*TASK BRIEF:* Below are some records: retype them all exactly, but not the pictures.

*RECORDS FOR THIS TASK:*
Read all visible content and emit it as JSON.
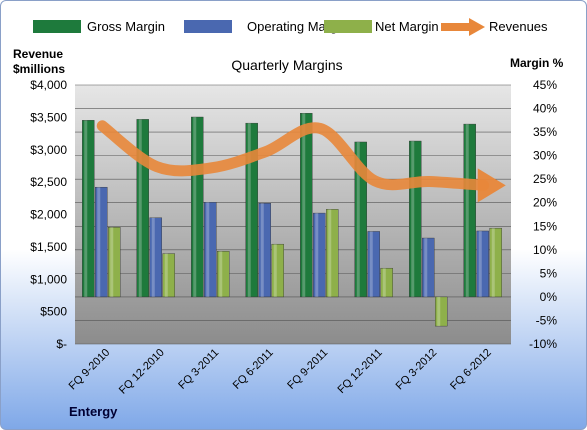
{
  "chart_data": {
    "type": "bar",
    "title": "Quarterly Margins",
    "left_axis_label_line1": "Revenue",
    "left_axis_label_line2": "$millions",
    "right_axis_label": "Margin %",
    "source_label": "Entergy",
    "categories": [
      "FQ 9-2010",
      "FQ 12-2010",
      "FQ 3-2011",
      "FQ 6-2011",
      "FQ 9-2011",
      "FQ 12-2011",
      "FQ 3-2012",
      "FQ 6-2012"
    ],
    "left_ticks": [
      "$-",
      "$500",
      "$1,000",
      "$1,500",
      "$2,000",
      "$2,500",
      "$3,000",
      "$3,500",
      "$4,000"
    ],
    "right_ticks": [
      "-10%",
      "-5%",
      "0%",
      "5%",
      "10%",
      "15%",
      "20%",
      "25%",
      "30%",
      "35%",
      "40%",
      "45%"
    ],
    "ylim_left": [
      0,
      4000
    ],
    "ylim_right": [
      -10,
      45
    ],
    "series": [
      {
        "name": "Gross Margin",
        "kind": "bar",
        "axis": "right",
        "color": "#1e7a3c",
        "values": [
          37.5,
          37.7,
          38.2,
          36.9,
          39.0,
          32.9,
          33.1,
          36.7
        ]
      },
      {
        "name": "Operating Margin",
        "kind": "bar",
        "axis": "right",
        "color": "#4a68b0",
        "values": [
          23.3,
          16.8,
          20.1,
          19.9,
          17.8,
          13.9,
          12.5,
          14.0
        ]
      },
      {
        "name": "Net Margin",
        "kind": "bar",
        "axis": "right",
        "color": "#8eb04a",
        "values": [
          14.8,
          9.2,
          9.7,
          11.2,
          18.6,
          6.1,
          -6.2,
          14.6
        ]
      },
      {
        "name": "Revenues",
        "kind": "line",
        "axis": "left",
        "color": "#e8873a",
        "values": [
          3370,
          2740,
          2720,
          2970,
          3330,
          2520,
          2510,
          2450
        ]
      }
    ],
    "legend_position": "top",
    "grid": true
  }
}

*RESULT OF THIS EXERCISE:*
Read all visible content and emit it as JSON.
{
  "chart_data": {
    "type": "bar",
    "title": "Quarterly Margins",
    "left_axis_label_line1": "Revenue",
    "left_axis_label_line2": "$millions",
    "right_axis_label": "Margin %",
    "source_label": "Entergy",
    "categories": [
      "FQ 9-2010",
      "FQ 12-2010",
      "FQ 3-2011",
      "FQ 6-2011",
      "FQ 9-2011",
      "FQ 12-2011",
      "FQ 3-2012",
      "FQ 6-2012"
    ],
    "left_ticks": [
      "$-",
      "$500",
      "$1,000",
      "$1,500",
      "$2,000",
      "$2,500",
      "$3,000",
      "$3,500",
      "$4,000"
    ],
    "right_ticks": [
      "-10%",
      "-5%",
      "0%",
      "5%",
      "10%",
      "15%",
      "20%",
      "25%",
      "30%",
      "35%",
      "40%",
      "45%"
    ],
    "ylim_left": [
      0,
      4000
    ],
    "ylim_right": [
      -10,
      45
    ],
    "series": [
      {
        "name": "Gross Margin",
        "kind": "bar",
        "axis": "right",
        "color": "#1e7a3c",
        "values": [
          37.5,
          37.7,
          38.2,
          36.9,
          39.0,
          32.9,
          33.1,
          36.7
        ]
      },
      {
        "name": "Operating Margin",
        "kind": "bar",
        "axis": "right",
        "color": "#4a68b0",
        "values": [
          23.3,
          16.8,
          20.1,
          19.9,
          17.8,
          13.9,
          12.5,
          14.0
        ]
      },
      {
        "name": "Net Margin",
        "kind": "bar",
        "axis": "right",
        "color": "#8eb04a",
        "values": [
          14.8,
          9.2,
          9.7,
          11.2,
          18.6,
          6.1,
          -6.2,
          14.6
        ]
      },
      {
        "name": "Revenues",
        "kind": "line",
        "axis": "left",
        "color": "#e8873a",
        "values": [
          3370,
          2740,
          2720,
          2970,
          3330,
          2520,
          2510,
          2450
        ]
      }
    ],
    "legend_position": "top",
    "grid": true
  }
}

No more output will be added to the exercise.